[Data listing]
>>>>>
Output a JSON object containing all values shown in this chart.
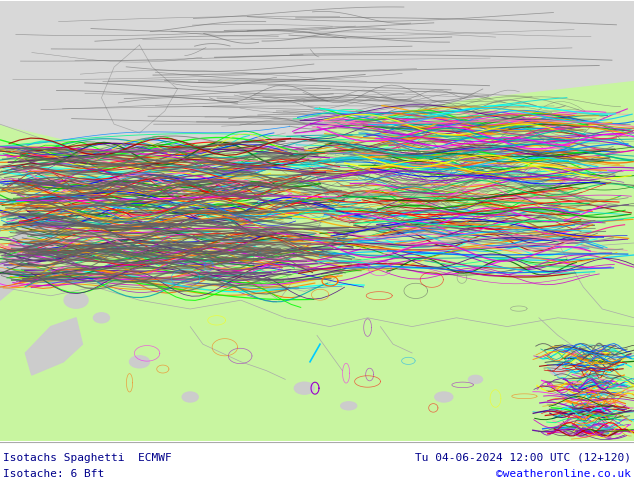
{
  "title_left_line1": "Isotachs Spaghetti  ECMWF",
  "title_left_line2": "Isotache: 6 Bft",
  "title_right_line1": "Tu 04-06-2024 12:00 UTC (12+120)",
  "title_right_line2": "©weatheronline.co.uk",
  "title_color": "#00008B",
  "watermark_color": "#0000FF",
  "bg_map_color": "#c8f5a0",
  "bg_sea_color": "#d8d8d8",
  "bg_bottom_color": "#ffffff",
  "figsize": [
    6.34,
    4.9
  ],
  "dpi": 100,
  "spaghetti_colors": [
    "#808080",
    "#505050",
    "#606060",
    "#404040",
    "#707070",
    "#909090",
    "#FF00FF",
    "#CC00CC",
    "#9900CC",
    "#DD00DD",
    "#0000FF",
    "#0066FF",
    "#00CCFF",
    "#0088FF",
    "#00CC00",
    "#009900",
    "#00FF00",
    "#006600",
    "#FFFF00",
    "#FFAA00",
    "#FF8800",
    "#FF6600",
    "#FF0000",
    "#CC0000",
    "#AA0000",
    "#FF69B4",
    "#FF1493",
    "#FF88BB",
    "#00FFFF",
    "#00AAAA",
    "#00DDDD",
    "#FF8C00",
    "#FFA500",
    "#9400D3",
    "#6600AA",
    "#4B0082",
    "#00FF88",
    "#00CC66"
  ]
}
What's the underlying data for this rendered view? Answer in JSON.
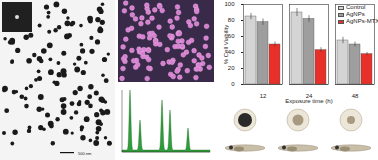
{
  "chart_data": {
    "type": "bar",
    "categories": [
      "12",
      "24",
      "48"
    ],
    "series": [
      {
        "name": "Control",
        "color": "#d4d4d4",
        "values": [
          85,
          90,
          55
        ],
        "error": [
          4,
          5,
          4
        ]
      },
      {
        "name": "AgNPs",
        "color": "#9e9e9e",
        "values": [
          78,
          82,
          50
        ],
        "error": [
          4,
          4,
          3
        ]
      },
      {
        "name": "AgNPs-MTX",
        "color": "#e8302a",
        "values": [
          50,
          43,
          38
        ],
        "error": [
          3,
          3,
          2
        ]
      }
    ],
    "x_label": "Exposure time (h)",
    "y_label": "% Cell Viability",
    "ylim": [
      0,
      100
    ],
    "yticks": [
      0,
      20,
      40,
      60,
      80,
      100
    ],
    "legend": "top-right",
    "grid": false
  },
  "tem_image": {
    "scale_bar": "500 nm"
  }
}
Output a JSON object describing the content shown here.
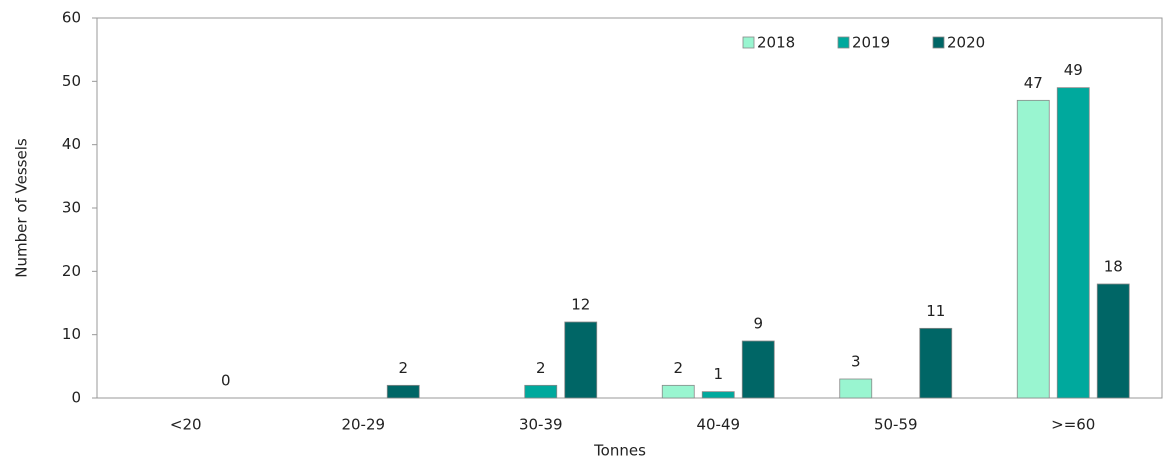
{
  "chart_data": {
    "type": "bar",
    "x_label": "Tonnes",
    "y_label": "Number of Vessels",
    "categories": [
      "<20",
      "20-29",
      "30-39",
      "40-49",
      "50-59",
      ">=60"
    ],
    "series": [
      {
        "name": "2018",
        "color": "#99f5d0",
        "values": [
          null,
          null,
          null,
          2,
          3,
          47
        ]
      },
      {
        "name": "2019",
        "color": "#00a99d",
        "values": [
          null,
          null,
          2,
          1,
          null,
          49
        ]
      },
      {
        "name": "2020",
        "color": "#006666",
        "values": [
          0,
          2,
          12,
          9,
          11,
          18
        ]
      }
    ],
    "ylim": [
      0,
      60
    ],
    "yticks": [
      0,
      10,
      20,
      30,
      40,
      50,
      60
    ],
    "grid": false,
    "legend": "top-right"
  }
}
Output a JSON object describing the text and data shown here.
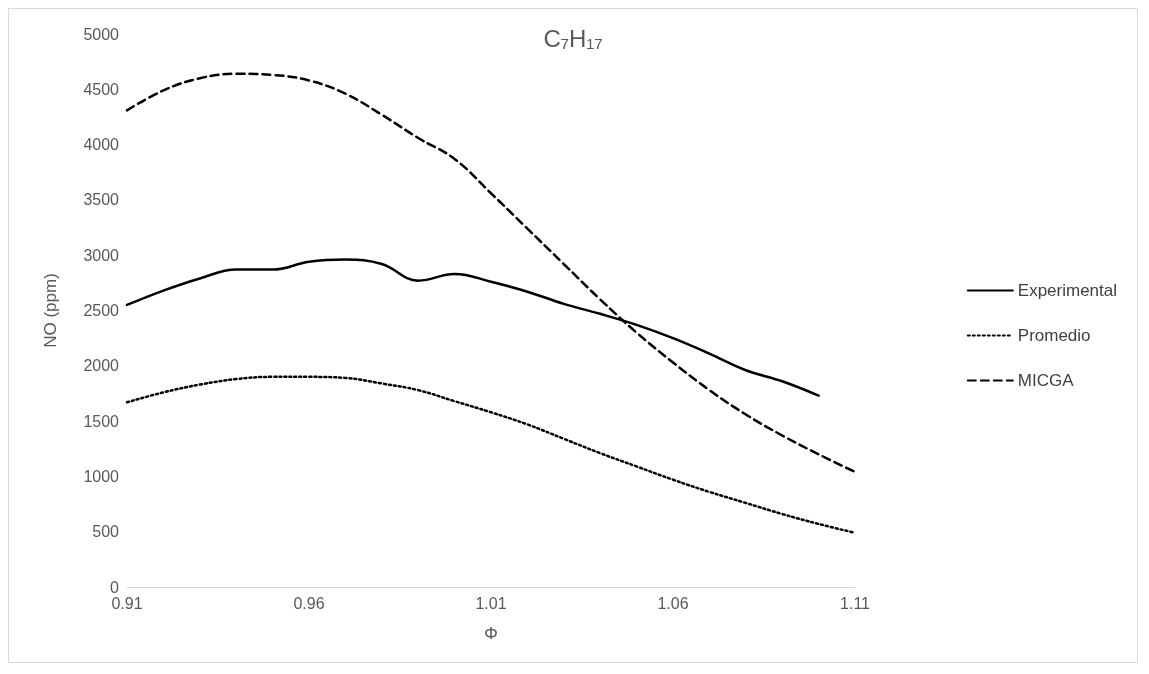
<<<<<
> _Request_:
Return a copy of every line that includes the word "name".

> _The reply_:
        "name": "Control",
        "name": "AgNPs",
        "name": "AgNPs-MTX",
        "name": "2018",
        "name": "2019",
        "name": "2020",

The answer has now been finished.